[Begin PROVIDED RECORDS]
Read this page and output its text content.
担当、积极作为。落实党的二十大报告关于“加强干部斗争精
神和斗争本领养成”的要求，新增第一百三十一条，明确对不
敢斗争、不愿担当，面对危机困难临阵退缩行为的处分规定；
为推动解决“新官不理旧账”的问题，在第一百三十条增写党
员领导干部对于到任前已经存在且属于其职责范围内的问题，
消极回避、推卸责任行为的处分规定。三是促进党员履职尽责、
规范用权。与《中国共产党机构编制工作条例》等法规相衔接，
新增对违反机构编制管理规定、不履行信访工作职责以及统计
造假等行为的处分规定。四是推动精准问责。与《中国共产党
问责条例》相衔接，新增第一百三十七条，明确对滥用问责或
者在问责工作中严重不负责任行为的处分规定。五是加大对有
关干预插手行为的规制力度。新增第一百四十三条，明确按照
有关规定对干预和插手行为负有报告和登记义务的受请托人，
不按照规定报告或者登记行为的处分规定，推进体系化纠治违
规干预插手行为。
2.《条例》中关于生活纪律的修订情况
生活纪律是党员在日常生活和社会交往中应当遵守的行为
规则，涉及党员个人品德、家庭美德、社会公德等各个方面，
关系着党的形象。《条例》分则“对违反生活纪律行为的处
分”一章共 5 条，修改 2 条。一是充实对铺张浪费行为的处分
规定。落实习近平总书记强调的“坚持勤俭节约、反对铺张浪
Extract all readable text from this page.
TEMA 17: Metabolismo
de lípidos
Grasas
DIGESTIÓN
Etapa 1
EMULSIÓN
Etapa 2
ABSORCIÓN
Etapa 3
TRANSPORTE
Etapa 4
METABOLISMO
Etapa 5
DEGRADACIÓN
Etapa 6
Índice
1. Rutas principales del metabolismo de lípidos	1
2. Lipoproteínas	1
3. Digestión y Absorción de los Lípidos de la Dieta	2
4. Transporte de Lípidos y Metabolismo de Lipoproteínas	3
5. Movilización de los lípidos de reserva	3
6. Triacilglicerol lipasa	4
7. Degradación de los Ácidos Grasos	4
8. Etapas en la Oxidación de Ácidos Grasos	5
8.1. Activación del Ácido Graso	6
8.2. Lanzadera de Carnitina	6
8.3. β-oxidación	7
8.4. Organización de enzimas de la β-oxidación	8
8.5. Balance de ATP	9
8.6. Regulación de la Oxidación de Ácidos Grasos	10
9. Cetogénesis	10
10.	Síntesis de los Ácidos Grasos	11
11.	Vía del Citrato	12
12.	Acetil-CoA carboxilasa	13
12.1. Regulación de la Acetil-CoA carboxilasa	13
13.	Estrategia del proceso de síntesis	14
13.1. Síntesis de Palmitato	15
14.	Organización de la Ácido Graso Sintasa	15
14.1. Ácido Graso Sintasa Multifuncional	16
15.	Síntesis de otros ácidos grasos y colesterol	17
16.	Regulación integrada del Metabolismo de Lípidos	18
[End PROVIDED RECORDS]
*SHORT EXERCISE:* Restate the data above word for word, please.

*EXERCISE OUTPUT:*
Read this page and output its text content.
担当、积极作为。落实党的二十大报告关于“加强干部斗争精
神和斗争本领养成”的要求，新增第一百三十一条，明确对不
敢斗争、不愿担当，面对危机困难临阵退缩行为的处分规定；
为推动解决“新官不理旧账”的问题，在第一百三十条增写党
员领导干部对于到任前已经存在且属于其职责范围内的问题，
消极回避、推卸责任行为的处分规定。三是促进党员履职尽责、
规范用权。与《中国共产党机构编制工作条例》等法规相衔接，
新增对违反机构编制管理规定、不履行信访工作职责以及统计
造假等行为的处分规定。四是推动精准问责。与《中国共产党
问责条例》相衔接，新增第一百三十七条，明确对滥用问责或
者在问责工作中严重不负责任行为的处分规定。五是加大对有
关干预插手行为的规制力度。新增第一百四十三条，明确按照
有关规定对干预和插手行为负有报告和登记义务的受请托人，
不按照规定报告或者登记行为的处分规定，推进体系化纠治违
规干预插手行为。
2.《条例》中关于生活纪律的修订情况
生活纪律是党员在日常生活和社会交往中应当遵守的行为
规则，涉及党员个人品德、家庭美德、社会公德等各个方面，
关系着党的形象。《条例》分则“对违反生活纪律行为的处
分”一章共 5 条，修改 2 条。一是充实对铺张浪费行为的处分
规定。落实习近平总书记强调的“坚持勤俭节约、反对铺张浪
Extract all readable text from this page.
TEMA 17: Metabolismo
de lípidos
Grasas
DIGESTIÓN
Etapa 1
EMULSIÓN
Etapa 2
ABSORCIÓN
Etapa 3
TRANSPORTE
Etapa 4
METABOLISMO
Etapa 5
DEGRADACIÓN
Etapa 6
Índice
1. Rutas principales del metabolismo de lípidos	1
2. Lipoproteínas	1
3. Digestión y Absorción de los Lípidos de la Dieta	2
4. Transporte de Lípidos y Metabolismo de Lipoproteínas	3
5. Movilización de los lípidos de reserva	3
6. Triacilglicerol lipasa	4
7. Degradación de los Ácidos Grasos	4
8. Etapas en la Oxidación de Ácidos Grasos	5
8.1. Activación del Ácido Graso	6
8.2. Lanzadera de Carnitina	6
8.3. β-oxidación	7
8.4. Organización de enzimas de la β-oxidación	8
8.5. Balance de ATP	9
8.6. Regulación de la Oxidación de Ácidos Grasos	10
9. Cetogénesis	10
10.	Síntesis de los Ácidos Grasos	11
11.	Vía del Citrato	12
12.	Acetil-CoA carboxilasa	13
12.1. Regulación de la Acetil-CoA carboxilasa	13
13.	Estrategia del proceso de síntesis	14
13.1. Síntesis de Palmitato	15
14.	Organización de la Ácido Graso Sintasa	15
14.1. Ácido Graso Sintasa Multifuncional	16
15.	Síntesis de otros ácidos grasos y colesterol	17
16.	Regulación integrada del Metabolismo de Lípidos	18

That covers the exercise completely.